Determine how many lines in the data below contain "wangen" and write only that number.

===== Given records

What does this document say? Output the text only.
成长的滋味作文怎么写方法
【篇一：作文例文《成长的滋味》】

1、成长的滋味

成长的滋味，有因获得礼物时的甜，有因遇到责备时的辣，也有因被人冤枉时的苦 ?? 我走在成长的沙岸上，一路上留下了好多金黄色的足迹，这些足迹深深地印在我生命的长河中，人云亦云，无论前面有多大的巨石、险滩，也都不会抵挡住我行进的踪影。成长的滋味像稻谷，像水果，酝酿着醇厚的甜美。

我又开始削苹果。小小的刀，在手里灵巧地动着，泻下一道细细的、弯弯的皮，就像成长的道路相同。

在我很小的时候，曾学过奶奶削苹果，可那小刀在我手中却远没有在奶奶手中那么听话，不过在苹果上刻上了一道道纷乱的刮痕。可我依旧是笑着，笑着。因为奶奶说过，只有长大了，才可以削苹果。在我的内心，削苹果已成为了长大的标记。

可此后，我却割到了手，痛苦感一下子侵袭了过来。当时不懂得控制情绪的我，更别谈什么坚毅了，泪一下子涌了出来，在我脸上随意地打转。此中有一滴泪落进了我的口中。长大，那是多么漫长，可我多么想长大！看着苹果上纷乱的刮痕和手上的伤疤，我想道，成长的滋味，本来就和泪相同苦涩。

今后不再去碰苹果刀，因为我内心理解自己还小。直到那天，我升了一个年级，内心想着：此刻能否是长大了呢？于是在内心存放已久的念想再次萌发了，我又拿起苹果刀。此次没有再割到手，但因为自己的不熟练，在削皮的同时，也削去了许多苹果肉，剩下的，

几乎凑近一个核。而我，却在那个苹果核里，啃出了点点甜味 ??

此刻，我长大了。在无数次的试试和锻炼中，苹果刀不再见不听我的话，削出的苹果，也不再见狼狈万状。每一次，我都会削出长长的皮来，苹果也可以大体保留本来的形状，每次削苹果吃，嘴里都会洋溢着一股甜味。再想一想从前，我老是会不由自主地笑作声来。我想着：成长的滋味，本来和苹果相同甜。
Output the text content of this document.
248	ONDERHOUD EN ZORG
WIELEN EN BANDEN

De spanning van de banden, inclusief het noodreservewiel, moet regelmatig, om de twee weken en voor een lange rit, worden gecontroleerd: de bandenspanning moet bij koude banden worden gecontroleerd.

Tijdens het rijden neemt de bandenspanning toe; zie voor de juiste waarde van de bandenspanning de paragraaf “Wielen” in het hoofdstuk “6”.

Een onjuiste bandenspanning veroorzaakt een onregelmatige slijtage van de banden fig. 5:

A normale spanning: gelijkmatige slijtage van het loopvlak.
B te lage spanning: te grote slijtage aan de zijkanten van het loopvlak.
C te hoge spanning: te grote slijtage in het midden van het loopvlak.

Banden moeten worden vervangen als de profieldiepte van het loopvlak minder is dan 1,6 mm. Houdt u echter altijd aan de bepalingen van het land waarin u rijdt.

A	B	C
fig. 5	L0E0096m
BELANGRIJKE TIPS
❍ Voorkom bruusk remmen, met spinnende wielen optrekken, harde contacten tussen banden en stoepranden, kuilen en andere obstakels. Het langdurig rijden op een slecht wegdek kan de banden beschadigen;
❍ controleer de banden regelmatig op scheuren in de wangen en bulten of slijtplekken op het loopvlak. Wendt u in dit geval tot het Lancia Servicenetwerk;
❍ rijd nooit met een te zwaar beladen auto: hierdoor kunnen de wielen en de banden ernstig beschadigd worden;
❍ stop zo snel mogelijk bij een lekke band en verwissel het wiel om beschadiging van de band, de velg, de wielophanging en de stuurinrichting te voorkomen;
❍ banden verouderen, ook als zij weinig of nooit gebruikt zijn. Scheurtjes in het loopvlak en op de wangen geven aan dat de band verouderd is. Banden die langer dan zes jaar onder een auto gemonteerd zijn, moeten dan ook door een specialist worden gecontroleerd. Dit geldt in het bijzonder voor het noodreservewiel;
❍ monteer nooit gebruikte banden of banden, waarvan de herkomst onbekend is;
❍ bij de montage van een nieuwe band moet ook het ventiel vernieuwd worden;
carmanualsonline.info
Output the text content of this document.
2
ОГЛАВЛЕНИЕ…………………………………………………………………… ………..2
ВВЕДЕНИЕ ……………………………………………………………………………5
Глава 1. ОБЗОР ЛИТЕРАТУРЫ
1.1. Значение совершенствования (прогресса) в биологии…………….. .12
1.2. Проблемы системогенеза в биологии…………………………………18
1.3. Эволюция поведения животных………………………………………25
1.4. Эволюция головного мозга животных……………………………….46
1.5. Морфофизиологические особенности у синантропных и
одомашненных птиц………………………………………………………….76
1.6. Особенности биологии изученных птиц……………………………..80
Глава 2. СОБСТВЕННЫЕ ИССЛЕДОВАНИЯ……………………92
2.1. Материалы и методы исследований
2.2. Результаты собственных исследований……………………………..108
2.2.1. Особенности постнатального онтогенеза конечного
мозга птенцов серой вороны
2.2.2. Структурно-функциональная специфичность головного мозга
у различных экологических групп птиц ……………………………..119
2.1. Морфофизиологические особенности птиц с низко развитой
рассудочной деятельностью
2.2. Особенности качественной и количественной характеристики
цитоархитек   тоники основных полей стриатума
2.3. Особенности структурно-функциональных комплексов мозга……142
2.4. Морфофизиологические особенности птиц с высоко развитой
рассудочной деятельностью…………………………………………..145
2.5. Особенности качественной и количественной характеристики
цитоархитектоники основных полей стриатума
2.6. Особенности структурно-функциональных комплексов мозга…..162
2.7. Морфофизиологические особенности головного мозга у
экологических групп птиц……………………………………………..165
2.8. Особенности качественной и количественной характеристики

==========

Exercise output ▸ 2